*Figure record listings*.
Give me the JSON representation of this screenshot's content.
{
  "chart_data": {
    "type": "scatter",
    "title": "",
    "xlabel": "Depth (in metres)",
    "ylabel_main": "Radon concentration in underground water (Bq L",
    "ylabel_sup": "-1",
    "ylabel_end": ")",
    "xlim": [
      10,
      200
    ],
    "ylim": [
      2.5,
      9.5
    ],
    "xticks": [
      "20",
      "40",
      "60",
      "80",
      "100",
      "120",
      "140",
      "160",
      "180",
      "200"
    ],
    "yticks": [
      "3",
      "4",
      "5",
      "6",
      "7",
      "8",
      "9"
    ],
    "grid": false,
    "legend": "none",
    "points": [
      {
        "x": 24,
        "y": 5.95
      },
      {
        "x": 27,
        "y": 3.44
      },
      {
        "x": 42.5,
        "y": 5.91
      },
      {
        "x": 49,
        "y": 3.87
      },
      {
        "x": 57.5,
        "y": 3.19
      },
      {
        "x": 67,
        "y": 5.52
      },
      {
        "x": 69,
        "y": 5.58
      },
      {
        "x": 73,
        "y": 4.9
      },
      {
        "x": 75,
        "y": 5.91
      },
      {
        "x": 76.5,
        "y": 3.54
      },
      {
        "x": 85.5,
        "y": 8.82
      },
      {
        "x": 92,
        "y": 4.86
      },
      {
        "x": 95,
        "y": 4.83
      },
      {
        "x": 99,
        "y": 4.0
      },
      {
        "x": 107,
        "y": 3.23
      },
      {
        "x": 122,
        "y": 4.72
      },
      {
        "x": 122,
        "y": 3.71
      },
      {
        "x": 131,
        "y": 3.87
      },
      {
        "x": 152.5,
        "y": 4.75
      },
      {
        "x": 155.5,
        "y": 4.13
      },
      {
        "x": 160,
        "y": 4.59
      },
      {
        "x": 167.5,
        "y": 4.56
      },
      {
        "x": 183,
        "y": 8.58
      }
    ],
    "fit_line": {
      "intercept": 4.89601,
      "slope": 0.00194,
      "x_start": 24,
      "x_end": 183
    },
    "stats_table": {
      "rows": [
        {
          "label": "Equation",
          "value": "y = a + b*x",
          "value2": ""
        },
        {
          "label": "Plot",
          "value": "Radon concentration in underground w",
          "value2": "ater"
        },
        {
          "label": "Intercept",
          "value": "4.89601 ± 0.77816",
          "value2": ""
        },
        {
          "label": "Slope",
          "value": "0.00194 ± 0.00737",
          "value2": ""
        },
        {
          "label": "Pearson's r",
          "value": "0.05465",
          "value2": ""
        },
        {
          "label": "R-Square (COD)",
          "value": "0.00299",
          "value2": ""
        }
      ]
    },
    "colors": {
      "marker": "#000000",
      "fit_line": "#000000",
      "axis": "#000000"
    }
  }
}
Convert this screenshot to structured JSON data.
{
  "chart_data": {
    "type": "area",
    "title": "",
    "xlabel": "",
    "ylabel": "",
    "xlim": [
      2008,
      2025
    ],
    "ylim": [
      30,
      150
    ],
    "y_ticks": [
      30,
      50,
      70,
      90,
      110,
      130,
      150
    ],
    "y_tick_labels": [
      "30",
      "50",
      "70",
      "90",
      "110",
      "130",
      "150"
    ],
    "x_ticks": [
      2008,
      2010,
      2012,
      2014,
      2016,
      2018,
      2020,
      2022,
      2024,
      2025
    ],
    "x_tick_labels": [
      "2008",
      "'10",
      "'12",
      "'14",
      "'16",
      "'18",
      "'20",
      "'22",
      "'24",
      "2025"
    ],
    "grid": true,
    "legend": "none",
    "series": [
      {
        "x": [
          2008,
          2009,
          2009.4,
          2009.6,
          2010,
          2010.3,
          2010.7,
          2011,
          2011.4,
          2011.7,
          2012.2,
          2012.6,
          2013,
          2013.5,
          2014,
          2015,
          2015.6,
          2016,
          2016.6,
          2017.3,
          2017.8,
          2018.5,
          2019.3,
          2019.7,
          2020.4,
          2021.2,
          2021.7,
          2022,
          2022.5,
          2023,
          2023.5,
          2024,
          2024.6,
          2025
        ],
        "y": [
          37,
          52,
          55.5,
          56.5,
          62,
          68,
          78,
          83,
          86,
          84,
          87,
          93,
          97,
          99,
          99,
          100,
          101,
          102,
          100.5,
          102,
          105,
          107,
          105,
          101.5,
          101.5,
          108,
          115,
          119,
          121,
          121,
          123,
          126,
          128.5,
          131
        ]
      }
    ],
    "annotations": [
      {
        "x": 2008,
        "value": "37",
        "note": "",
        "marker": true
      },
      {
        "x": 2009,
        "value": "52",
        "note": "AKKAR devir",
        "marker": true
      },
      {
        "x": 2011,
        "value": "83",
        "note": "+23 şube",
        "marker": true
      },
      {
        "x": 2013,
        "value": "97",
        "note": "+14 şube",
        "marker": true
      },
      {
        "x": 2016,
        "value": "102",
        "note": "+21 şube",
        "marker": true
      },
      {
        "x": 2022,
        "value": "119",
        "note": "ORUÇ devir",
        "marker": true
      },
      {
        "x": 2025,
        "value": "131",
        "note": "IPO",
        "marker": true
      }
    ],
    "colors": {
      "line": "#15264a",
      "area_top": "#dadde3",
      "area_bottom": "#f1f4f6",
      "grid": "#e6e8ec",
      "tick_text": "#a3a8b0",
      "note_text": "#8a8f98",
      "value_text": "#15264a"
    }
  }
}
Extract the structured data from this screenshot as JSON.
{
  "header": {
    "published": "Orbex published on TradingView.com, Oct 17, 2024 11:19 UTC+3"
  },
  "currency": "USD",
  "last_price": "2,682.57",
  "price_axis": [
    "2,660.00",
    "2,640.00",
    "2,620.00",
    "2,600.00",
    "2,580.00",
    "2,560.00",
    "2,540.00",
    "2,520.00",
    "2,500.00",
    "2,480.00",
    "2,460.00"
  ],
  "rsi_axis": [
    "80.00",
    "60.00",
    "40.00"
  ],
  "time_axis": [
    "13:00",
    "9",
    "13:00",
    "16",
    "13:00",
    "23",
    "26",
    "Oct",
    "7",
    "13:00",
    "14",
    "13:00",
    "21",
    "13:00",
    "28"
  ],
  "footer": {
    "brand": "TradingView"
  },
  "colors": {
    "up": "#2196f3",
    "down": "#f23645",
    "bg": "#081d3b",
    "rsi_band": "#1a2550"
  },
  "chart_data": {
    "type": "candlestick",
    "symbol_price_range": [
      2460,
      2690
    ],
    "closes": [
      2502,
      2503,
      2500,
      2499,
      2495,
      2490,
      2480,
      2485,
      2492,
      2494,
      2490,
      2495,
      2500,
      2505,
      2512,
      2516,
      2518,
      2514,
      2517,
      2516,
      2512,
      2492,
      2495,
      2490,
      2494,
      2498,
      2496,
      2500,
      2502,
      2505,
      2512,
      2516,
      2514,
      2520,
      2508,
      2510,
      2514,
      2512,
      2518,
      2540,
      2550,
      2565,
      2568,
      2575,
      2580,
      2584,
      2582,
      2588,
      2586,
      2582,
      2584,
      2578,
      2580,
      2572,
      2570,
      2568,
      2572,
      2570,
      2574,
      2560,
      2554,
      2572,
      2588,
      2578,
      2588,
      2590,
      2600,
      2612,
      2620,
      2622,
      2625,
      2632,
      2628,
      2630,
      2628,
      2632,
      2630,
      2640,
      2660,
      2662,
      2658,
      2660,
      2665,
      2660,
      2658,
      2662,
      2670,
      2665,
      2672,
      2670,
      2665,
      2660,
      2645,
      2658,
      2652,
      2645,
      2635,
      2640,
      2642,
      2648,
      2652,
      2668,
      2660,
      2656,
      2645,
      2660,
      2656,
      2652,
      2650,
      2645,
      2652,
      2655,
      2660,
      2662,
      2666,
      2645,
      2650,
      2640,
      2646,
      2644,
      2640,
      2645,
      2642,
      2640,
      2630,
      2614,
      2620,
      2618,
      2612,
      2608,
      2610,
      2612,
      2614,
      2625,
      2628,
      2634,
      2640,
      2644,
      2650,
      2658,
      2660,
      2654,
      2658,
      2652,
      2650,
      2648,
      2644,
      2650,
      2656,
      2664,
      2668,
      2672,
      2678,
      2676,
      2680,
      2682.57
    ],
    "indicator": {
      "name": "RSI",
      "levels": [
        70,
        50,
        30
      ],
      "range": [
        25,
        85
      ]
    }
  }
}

*WHAT TO PRODUCE*. Look above for every line with the word "concentration" and copy it.

*WRITTEN REPLY*.
    "ylabel_main": "Radon concentration in underground water (Bq L",
          "value": "Radon concentration in underground w",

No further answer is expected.